----- DATASET EXCERPTS

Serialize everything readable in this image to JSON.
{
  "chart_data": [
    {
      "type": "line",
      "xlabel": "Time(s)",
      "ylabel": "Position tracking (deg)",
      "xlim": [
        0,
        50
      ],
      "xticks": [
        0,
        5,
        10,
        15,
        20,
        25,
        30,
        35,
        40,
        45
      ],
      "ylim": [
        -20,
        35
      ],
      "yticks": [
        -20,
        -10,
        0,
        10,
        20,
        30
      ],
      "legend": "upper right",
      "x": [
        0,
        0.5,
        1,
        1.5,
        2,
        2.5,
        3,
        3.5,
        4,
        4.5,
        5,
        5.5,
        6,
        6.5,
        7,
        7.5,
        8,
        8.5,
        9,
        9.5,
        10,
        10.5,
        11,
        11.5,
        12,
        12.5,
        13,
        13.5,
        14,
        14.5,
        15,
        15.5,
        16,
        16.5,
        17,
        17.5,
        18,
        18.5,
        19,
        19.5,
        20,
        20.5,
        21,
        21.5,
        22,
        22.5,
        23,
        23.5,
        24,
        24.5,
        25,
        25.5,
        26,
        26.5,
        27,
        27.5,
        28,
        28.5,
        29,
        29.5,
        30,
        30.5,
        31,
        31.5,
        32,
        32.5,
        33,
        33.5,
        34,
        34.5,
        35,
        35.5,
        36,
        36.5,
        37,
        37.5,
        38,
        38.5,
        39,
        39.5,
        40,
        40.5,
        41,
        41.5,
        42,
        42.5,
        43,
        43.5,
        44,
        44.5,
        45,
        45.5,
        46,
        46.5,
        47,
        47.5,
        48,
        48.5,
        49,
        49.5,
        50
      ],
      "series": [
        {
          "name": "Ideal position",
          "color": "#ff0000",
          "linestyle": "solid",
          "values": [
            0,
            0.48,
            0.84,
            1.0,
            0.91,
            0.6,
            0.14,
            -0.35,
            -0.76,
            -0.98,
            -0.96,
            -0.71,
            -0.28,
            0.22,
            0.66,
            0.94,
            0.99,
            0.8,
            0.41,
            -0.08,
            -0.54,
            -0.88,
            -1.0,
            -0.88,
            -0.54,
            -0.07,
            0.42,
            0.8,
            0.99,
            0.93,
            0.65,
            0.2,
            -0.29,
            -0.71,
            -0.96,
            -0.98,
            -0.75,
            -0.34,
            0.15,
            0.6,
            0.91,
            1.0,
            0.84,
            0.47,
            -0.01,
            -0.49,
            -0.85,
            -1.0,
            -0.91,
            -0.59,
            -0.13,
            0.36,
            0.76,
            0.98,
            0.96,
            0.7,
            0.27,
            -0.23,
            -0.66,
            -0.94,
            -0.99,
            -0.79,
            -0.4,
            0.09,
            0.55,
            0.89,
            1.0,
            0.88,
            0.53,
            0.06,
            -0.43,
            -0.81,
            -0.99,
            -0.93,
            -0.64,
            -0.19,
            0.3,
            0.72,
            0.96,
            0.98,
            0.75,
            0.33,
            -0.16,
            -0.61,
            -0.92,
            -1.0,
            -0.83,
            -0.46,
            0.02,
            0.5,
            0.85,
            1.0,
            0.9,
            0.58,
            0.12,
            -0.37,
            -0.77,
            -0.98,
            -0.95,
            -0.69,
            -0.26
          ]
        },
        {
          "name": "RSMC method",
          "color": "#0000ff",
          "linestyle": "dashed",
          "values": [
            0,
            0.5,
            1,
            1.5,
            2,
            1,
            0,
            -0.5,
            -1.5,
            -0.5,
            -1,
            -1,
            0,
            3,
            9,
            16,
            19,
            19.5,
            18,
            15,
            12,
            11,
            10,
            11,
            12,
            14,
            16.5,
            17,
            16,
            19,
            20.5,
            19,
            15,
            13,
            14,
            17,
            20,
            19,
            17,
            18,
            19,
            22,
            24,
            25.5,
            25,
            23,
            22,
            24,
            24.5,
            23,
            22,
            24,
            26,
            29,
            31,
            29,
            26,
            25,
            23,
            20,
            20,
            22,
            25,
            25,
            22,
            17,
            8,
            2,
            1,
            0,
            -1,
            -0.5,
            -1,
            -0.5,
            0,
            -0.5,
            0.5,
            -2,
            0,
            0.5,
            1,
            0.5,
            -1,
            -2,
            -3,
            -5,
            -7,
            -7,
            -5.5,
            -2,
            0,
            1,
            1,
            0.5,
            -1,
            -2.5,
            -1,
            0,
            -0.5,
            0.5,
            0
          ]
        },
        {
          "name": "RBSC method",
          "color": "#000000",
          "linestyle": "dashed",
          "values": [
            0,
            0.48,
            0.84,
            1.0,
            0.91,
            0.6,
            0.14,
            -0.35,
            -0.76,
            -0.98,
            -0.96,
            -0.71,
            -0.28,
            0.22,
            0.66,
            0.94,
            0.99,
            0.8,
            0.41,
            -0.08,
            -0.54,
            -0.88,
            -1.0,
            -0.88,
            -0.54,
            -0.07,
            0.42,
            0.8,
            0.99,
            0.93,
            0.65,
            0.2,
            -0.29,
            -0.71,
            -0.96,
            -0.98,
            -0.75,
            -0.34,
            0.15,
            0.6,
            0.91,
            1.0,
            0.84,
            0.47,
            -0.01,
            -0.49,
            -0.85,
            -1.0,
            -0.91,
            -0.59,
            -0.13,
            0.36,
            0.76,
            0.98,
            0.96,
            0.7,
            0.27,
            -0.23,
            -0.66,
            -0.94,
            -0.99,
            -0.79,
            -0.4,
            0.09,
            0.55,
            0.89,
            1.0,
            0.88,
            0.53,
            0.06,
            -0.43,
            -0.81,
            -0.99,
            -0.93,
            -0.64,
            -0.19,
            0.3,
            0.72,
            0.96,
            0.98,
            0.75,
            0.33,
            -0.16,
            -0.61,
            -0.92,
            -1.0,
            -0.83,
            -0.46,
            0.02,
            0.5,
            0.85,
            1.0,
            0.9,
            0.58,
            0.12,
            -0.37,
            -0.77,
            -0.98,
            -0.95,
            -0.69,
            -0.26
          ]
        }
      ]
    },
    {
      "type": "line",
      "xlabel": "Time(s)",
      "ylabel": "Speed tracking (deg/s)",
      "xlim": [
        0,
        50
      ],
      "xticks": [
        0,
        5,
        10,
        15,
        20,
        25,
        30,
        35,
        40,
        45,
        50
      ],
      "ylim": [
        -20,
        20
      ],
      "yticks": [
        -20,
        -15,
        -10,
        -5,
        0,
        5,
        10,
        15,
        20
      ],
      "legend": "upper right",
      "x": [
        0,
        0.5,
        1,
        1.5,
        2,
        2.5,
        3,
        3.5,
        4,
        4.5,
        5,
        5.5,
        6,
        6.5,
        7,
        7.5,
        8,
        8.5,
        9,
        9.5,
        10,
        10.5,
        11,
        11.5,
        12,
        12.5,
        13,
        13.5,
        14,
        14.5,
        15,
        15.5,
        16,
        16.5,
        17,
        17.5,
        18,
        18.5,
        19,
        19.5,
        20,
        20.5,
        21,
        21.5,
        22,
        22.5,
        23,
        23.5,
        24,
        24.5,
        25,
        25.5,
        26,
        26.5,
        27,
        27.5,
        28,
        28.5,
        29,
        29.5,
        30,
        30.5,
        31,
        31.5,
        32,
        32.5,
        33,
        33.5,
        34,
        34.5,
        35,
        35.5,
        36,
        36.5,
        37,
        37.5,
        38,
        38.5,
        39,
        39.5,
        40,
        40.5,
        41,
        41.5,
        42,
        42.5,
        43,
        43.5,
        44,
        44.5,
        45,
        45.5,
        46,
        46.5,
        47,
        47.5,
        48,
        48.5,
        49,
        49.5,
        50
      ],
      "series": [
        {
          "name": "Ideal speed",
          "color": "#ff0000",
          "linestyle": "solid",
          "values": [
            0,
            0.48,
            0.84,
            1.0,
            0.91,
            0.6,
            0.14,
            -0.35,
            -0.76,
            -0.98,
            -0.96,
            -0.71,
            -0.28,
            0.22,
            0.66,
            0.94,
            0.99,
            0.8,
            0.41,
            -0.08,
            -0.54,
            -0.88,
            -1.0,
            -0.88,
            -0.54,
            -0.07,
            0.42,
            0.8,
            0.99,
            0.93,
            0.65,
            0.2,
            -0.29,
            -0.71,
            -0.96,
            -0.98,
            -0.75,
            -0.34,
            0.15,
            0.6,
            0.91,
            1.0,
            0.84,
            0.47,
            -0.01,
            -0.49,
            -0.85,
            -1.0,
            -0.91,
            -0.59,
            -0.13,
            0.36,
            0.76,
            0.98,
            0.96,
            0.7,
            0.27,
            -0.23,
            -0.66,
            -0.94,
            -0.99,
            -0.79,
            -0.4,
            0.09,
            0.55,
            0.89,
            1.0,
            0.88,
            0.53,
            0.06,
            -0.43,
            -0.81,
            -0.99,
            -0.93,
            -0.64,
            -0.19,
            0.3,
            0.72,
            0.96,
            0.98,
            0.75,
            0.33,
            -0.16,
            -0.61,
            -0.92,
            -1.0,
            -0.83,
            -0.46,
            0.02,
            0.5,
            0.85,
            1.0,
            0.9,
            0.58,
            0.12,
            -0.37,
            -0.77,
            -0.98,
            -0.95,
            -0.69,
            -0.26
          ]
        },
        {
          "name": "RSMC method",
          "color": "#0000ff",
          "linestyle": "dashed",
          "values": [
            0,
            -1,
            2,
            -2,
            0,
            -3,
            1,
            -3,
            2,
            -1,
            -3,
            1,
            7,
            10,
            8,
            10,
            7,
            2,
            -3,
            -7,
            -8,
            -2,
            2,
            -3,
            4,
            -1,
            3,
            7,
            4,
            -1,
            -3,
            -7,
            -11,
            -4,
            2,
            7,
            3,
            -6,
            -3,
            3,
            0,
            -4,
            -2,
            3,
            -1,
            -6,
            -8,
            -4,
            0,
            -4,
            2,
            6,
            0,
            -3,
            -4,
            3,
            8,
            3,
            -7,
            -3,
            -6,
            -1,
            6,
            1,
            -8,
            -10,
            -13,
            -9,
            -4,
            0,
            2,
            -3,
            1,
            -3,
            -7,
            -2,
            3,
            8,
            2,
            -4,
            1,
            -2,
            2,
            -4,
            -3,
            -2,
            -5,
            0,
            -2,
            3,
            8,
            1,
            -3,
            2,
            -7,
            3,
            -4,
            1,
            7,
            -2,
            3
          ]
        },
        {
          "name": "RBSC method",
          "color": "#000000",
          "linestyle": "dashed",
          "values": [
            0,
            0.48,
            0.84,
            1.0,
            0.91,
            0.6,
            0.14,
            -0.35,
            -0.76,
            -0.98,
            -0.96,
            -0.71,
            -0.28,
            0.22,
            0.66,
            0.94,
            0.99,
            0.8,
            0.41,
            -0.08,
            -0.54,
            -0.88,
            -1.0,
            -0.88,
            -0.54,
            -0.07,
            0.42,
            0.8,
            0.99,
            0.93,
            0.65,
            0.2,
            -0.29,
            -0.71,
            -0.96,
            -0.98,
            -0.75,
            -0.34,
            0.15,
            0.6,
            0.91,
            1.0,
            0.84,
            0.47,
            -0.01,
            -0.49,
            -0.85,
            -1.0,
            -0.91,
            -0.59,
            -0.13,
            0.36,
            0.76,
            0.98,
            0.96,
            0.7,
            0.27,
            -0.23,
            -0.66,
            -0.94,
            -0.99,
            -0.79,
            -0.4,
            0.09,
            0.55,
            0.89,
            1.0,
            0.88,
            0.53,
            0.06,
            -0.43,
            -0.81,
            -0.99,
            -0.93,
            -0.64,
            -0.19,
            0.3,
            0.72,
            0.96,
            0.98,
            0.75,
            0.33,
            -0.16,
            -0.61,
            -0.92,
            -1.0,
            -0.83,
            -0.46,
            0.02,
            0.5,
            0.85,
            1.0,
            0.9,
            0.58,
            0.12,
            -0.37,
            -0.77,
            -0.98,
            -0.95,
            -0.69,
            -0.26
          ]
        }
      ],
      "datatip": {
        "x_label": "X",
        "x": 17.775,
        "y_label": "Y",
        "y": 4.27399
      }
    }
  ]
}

----------

■ **YOUR OBJECTIVE**
Gather up, from the records above, each line where the word "ylabel" appears.

■ **RESULT OF THE TASK**
      "ylabel": "Position tracking (deg)",
      "ylabel": "Speed tracking (deg/s)",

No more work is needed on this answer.